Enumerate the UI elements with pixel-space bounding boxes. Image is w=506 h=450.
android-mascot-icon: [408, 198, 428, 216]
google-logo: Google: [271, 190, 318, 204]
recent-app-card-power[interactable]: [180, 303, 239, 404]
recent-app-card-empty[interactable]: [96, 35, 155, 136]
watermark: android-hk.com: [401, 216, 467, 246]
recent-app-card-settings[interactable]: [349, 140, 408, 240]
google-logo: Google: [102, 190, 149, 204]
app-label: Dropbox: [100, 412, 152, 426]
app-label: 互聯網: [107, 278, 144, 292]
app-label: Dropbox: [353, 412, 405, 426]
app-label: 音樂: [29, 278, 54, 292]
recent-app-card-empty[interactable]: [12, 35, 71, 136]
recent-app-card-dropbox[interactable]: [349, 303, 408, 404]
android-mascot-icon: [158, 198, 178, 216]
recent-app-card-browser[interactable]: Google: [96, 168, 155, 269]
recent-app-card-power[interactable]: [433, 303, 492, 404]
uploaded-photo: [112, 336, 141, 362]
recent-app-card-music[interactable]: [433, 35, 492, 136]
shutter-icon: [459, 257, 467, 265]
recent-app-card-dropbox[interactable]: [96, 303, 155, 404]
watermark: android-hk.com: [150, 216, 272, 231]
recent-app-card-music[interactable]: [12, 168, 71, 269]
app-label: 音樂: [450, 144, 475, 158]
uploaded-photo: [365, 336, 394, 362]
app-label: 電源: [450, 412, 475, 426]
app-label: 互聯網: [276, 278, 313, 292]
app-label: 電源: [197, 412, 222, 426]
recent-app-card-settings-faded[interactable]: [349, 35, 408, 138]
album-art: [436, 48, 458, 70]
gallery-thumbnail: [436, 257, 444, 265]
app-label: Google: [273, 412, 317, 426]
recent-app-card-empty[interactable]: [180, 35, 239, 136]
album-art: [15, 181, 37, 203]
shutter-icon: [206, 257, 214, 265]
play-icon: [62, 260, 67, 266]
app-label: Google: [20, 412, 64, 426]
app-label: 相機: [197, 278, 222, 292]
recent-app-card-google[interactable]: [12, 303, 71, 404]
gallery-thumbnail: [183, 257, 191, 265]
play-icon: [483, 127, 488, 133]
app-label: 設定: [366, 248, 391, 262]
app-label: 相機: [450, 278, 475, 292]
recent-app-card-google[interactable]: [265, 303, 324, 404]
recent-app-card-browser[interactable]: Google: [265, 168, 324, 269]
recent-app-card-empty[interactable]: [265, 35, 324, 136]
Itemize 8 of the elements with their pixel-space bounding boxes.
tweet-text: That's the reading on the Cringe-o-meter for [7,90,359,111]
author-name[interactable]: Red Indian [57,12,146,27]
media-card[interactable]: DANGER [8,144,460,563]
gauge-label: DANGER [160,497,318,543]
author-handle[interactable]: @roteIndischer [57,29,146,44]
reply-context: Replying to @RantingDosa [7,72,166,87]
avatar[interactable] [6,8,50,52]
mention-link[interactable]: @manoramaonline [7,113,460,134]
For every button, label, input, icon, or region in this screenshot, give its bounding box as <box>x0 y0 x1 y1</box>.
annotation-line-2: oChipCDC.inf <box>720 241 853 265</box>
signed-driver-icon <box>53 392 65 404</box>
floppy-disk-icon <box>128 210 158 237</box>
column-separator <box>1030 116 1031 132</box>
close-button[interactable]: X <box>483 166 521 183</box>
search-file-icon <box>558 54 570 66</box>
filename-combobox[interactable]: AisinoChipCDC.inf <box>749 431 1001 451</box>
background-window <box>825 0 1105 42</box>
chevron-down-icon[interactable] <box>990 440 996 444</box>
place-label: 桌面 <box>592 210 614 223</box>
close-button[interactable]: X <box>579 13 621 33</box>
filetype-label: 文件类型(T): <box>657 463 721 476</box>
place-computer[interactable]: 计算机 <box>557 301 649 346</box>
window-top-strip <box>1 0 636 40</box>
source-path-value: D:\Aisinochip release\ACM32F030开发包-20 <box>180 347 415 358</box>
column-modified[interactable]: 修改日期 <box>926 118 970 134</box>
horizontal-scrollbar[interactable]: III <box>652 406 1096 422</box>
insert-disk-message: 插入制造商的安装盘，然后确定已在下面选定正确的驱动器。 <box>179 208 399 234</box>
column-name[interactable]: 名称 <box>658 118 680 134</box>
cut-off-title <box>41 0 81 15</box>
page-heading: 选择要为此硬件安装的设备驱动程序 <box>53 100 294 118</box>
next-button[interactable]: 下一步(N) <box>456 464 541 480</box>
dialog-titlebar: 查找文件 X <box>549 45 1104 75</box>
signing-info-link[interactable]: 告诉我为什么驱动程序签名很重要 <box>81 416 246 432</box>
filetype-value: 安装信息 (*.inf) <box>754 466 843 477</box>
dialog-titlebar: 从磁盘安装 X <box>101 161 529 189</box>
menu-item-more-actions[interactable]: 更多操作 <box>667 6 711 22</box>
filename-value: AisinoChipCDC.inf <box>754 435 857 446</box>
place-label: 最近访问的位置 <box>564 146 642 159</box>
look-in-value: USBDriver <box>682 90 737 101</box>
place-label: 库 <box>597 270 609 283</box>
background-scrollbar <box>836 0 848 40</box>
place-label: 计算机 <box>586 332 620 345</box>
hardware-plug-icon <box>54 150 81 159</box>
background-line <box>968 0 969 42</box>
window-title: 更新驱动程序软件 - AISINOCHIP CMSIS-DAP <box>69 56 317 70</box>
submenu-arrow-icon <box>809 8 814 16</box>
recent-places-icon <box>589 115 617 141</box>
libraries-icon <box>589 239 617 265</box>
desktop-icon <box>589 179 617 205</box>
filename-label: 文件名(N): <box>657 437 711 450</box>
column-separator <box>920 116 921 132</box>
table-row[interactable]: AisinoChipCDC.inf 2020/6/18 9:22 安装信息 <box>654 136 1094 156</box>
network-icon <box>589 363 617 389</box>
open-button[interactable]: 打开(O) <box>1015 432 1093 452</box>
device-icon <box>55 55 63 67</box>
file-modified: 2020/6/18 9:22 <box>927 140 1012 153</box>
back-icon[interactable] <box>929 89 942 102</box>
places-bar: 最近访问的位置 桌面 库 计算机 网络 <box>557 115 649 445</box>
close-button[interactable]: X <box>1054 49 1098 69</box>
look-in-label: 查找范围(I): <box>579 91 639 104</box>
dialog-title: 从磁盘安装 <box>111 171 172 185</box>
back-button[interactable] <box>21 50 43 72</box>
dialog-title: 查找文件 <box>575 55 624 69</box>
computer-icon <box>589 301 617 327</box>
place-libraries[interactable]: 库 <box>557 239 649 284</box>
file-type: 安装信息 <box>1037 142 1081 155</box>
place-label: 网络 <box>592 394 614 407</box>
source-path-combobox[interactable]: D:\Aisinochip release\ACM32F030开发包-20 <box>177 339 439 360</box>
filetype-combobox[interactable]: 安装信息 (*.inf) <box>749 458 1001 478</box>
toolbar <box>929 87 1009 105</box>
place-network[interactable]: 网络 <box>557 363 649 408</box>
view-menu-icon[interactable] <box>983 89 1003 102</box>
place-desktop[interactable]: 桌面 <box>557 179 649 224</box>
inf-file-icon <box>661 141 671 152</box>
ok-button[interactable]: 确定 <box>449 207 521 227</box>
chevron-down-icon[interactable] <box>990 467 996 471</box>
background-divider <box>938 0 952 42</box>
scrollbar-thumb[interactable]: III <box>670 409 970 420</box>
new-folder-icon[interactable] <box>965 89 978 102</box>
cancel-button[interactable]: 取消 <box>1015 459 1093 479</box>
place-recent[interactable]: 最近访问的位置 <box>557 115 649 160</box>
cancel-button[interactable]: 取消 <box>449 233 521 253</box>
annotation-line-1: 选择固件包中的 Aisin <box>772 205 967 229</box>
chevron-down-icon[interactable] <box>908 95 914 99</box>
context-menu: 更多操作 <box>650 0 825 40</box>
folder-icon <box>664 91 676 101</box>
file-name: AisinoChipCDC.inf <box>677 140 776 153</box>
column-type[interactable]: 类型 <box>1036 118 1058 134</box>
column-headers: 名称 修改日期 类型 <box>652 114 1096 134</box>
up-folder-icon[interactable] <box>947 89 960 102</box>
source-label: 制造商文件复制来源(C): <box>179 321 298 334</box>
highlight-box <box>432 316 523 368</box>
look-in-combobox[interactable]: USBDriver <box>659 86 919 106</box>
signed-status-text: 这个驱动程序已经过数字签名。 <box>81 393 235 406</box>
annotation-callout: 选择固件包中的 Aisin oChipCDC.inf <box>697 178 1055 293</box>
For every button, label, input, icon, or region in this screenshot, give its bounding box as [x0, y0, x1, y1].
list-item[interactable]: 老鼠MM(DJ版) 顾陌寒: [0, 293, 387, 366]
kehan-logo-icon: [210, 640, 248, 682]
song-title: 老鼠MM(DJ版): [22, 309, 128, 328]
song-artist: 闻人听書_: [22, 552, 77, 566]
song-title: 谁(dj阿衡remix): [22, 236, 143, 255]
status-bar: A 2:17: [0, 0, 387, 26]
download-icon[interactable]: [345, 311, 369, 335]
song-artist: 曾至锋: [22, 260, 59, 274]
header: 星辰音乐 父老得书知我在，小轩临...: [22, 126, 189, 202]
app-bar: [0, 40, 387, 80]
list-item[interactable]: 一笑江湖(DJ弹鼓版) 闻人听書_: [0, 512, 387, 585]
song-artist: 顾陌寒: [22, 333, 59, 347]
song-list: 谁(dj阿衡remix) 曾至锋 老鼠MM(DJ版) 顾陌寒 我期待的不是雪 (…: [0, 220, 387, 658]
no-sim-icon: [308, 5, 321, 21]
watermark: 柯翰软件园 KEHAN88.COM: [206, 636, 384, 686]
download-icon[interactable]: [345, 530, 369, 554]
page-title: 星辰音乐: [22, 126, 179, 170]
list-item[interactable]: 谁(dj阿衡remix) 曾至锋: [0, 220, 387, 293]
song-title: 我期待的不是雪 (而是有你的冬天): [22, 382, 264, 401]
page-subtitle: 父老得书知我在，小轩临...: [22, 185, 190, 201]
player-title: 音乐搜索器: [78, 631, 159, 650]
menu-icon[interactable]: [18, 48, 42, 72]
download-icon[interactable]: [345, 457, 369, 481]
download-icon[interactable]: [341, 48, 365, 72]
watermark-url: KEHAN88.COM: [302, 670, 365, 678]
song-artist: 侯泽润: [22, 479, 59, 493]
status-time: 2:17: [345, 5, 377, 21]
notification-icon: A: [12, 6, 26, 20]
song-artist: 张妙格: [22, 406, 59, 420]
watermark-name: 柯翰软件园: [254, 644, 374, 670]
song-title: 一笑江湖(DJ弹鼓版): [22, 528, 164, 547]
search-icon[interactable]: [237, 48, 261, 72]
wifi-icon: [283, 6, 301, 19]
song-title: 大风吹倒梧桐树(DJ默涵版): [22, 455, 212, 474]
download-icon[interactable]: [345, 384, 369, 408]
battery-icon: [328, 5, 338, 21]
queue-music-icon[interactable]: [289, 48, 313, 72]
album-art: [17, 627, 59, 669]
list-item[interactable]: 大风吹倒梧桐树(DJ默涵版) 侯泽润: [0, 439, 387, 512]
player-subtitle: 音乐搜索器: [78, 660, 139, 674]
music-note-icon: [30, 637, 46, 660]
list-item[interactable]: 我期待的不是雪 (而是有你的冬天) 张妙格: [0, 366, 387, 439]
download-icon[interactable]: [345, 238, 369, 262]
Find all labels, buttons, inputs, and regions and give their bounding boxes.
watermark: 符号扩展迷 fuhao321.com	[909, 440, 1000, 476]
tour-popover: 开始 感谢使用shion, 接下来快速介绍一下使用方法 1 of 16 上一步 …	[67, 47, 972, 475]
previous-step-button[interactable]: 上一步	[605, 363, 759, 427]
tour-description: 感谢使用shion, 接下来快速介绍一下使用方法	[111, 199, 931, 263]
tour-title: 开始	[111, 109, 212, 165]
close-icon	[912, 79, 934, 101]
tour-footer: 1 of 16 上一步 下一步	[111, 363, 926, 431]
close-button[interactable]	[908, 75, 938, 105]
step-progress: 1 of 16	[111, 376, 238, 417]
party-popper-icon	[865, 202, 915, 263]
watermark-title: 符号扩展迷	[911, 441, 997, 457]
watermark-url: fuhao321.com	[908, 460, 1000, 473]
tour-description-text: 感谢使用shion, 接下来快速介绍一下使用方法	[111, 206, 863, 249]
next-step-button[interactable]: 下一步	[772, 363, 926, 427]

────────────────────────────────────────

Written exercise -> Update everything from the start of the entries down through the line containing "app-label: 設定: [366, 248, 391, 262]" by replacing "play-icon" with "play-button-icon" and leaving all else unchanged. Return only those lines.

Complete answer ->
Enumerate the UI elements with pixel-space bounding boxes. Image is w=506 h=450.
android-mascot-icon: [408, 198, 428, 216]
google-logo: Google: [271, 190, 318, 204]
recent-app-card-power[interactable]: [180, 303, 239, 404]
recent-app-card-empty[interactable]: [96, 35, 155, 136]
watermark: android-hk.com: [401, 216, 467, 246]
recent-app-card-settings[interactable]: [349, 140, 408, 240]
google-logo: Google: [102, 190, 149, 204]
app-label: Dropbox: [100, 412, 152, 426]
app-label: 互聯網: [107, 278, 144, 292]
app-label: Dropbox: [353, 412, 405, 426]
app-label: 音樂: [29, 278, 54, 292]
recent-app-card-empty[interactable]: [12, 35, 71, 136]
recent-app-card-dropbox[interactable]: [349, 303, 408, 404]
android-mascot-icon: [158, 198, 178, 216]
recent-app-card-browser[interactable]: Google: [96, 168, 155, 269]
recent-app-card-power[interactable]: [433, 303, 492, 404]
uploaded-photo: [112, 336, 141, 362]
recent-app-card-music[interactable]: [433, 35, 492, 136]
shutter-icon: [459, 257, 467, 265]
recent-app-card-dropbox[interactable]: [96, 303, 155, 404]
watermark: android-hk.com: [150, 216, 272, 231]
recent-app-card-music[interactable]: [12, 168, 71, 269]
app-label: 音樂: [450, 144, 475, 158]
uploaded-photo: [365, 336, 394, 362]
app-label: 電源: [450, 412, 475, 426]
app-label: 互聯網: [276, 278, 313, 292]
app-label: 電源: [197, 412, 222, 426]
recent-app-card-settings-faded[interactable]: [349, 35, 408, 138]
album-art: [436, 48, 458, 70]
gallery-thumbnail: [436, 257, 444, 265]
app-label: Google: [273, 412, 317, 426]
recent-app-card-empty[interactable]: [180, 35, 239, 136]
album-art: [15, 181, 37, 203]
shutter-icon: [206, 257, 214, 265]
play-button-icon: [62, 260, 67, 266]
app-label: Google: [20, 412, 64, 426]
app-label: 相機: [197, 278, 222, 292]
recent-app-card-google[interactable]: [12, 303, 71, 404]
gallery-thumbnail: [183, 257, 191, 265]
play-button-icon: [483, 127, 488, 133]
app-label: 設定: [366, 248, 391, 262]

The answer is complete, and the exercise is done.